**Document text**
--------------------------------------------------
Contribution under the Civil Liability (Contribution) Act 1978 (“CL(C)A”) may have a significant part to play as actors seek to position themselves on the BSA stage and, in particular, as those first out of pocket seek to pass on their losses to others.
In this article, I will address the technical element of the question, before asking in what circumstances this remedy, as opposed to others, might be required.
Let me first set the contribution scene by reference to the Supreme Court’s recent judgment in BDW Trading Ltd v URS Corporation Ltd [2025] 2 WLR 1095 [SC]. Assume a triangle with A at the apex and B and C at left and right: A is the party to whom each of B and C is liable in respect of the same damage, and B claims contribution from C.1 A claim for contribution – albeit a claim in respect of a “liability” [s1(1) CL(C)A] – can, it turns out, only be made by B in respect of an identifiable amount of money to which C can be ordered to make contribution [224-231]. A claim for contribution is a claim for an order for money [224, 227]. B can recover contribution when (s)he (1) has made a payment, or (2) has agreed to make a payment or (3) has been ordered to make a payment [225]. A payment includes carrying out works (a payment in kind) [226]. The amount of contribution is that which is just and equitable having regard to the extent of that person’s responsibility for the damage in question [s 2(1) CL(C)A]. The cause of action in contribution both accrues, and time commences under the Limitation Act 1980 (“LA 80”), as follows. Where there is a judgment or an arbitral award, time runs from the date of the order establishing quantum [s 10(3) LA 80]. Where there is a payment, the date is the date the payment is made [232], even if there is a later agreement about the payment (“if earlier” [232]). Where there is an agreement to make payment (in the future), the date is the date of the agreement [232]. Proceedings for contribution may be commenced before the right to contribution has accrued by operation of rules of court in legal proceedings in which A sues B [238].
--------------------------------------------------
**Listed records**
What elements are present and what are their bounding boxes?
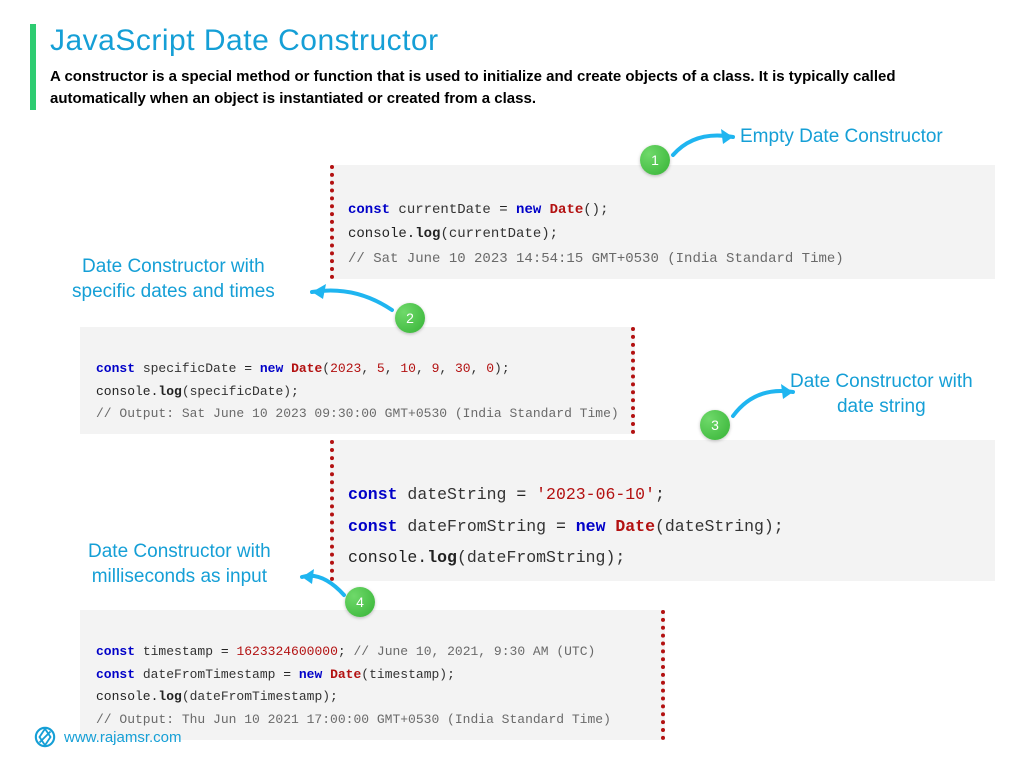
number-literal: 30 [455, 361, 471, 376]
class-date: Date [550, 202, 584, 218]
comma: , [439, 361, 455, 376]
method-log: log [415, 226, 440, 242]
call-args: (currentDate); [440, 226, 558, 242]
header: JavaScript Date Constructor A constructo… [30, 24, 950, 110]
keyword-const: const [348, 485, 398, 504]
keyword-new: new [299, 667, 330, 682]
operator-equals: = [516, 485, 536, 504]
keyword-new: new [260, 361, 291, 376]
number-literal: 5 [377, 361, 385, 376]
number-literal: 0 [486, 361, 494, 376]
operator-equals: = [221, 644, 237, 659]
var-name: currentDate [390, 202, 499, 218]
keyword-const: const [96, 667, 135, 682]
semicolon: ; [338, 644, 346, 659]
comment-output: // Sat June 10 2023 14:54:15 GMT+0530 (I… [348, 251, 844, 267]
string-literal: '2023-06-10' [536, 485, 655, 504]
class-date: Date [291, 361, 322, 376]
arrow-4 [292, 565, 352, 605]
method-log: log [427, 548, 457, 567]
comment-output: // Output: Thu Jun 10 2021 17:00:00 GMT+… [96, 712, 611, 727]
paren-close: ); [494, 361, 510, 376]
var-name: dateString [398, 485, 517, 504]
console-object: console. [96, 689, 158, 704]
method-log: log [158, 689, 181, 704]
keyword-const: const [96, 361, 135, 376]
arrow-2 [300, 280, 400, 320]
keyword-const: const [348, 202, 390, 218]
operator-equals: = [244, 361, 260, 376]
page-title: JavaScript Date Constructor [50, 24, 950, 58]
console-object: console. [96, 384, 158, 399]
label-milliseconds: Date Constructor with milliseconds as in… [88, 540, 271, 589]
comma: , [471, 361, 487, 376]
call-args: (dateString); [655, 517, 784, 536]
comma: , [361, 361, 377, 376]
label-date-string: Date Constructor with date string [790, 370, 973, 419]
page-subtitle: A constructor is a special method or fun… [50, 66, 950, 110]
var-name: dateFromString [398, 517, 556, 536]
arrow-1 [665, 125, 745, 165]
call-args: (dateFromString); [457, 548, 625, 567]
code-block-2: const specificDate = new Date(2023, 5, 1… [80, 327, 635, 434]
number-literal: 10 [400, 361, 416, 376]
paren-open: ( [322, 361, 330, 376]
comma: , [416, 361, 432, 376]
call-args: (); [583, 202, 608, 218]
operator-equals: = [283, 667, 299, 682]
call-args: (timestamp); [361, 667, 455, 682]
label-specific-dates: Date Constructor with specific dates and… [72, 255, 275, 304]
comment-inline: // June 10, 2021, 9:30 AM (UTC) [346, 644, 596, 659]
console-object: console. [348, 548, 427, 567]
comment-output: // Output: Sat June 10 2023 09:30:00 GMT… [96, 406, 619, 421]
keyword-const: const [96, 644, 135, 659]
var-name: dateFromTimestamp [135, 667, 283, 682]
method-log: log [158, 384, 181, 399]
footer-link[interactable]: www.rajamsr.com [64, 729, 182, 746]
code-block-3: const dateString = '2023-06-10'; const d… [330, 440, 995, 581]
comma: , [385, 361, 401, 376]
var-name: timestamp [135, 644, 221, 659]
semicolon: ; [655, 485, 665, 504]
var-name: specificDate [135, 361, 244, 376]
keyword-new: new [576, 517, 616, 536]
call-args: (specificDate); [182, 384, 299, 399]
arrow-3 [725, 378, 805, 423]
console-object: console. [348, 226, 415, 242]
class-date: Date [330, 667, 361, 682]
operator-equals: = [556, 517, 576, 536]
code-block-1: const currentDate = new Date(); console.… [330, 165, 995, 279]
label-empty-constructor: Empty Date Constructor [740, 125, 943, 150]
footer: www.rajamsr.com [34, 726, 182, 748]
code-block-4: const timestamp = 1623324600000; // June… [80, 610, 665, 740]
--------------------------------------------------
**Request 1**
Please swap "remedy" for "route" and reproduce the contribution article from "In this article, I" up to and including "might be required.".
**Request 2**
Carry on the article about contribution under the 1978 Act from its final sentence.

**Expected answer 1**
In this article, I will address the technical element of the question, before asking in what circumstances this route, as opposed to others, might be required.

**Expected answer 2**
Let me now turn to s124 BSA. Under s124, the FTT may make a RCO which is an order, in relation to a relevant building, requiring a specified body corporate [B] to make payments to a specified person [A] for the purpose of meeting costs incurred or to be incurred in remedying relevant defects relating to the relevant building. As against this statutory scene, contribution would appear to be available as a remedy as follows. There are four types of person against whom an RCO may be made [s124(3)]. A person of one type against whom an RCO has been made may claim contribution against any of the other types of person. The cause of action will accrue when the RCO is made, and the limitation period is two years from that date. The FTT does not have jurisdiction to determine the claim for contribution, which would have to be determined in the High Court. It will not be possible to claim contribution until an RCO has been made, because until then there will be no identifiable amount of money that C can be ordered to make contribution in respect of, and since the RCO claim is in the FTT, not the High Court, the rules of court permitting an ‘anticipatory’ claim for contribution do not assist. It is a more difficult question whether a claim for contribution would be available where A’s claim against B was settled. After all, the RCO is a discretionary remedy, and who is to say in those circumstances whether B is or ever was “liable” to A for the purposes of s1(1) of the CL(C)A? C would undoubtedly argue that the mere fact that an RCO “may” have been made against B does not mean that B was “liable” for the purposes of the CL(C)A. Nor it would seem does ss1(4) resolve this difficulty because, although that subsection confers in the case where B has settled with A the assumption that the factual basis of the claim by A against B is established, B nonetheless has to establish that B would have been liable to A on that assumption. I propose to leave this question for another day.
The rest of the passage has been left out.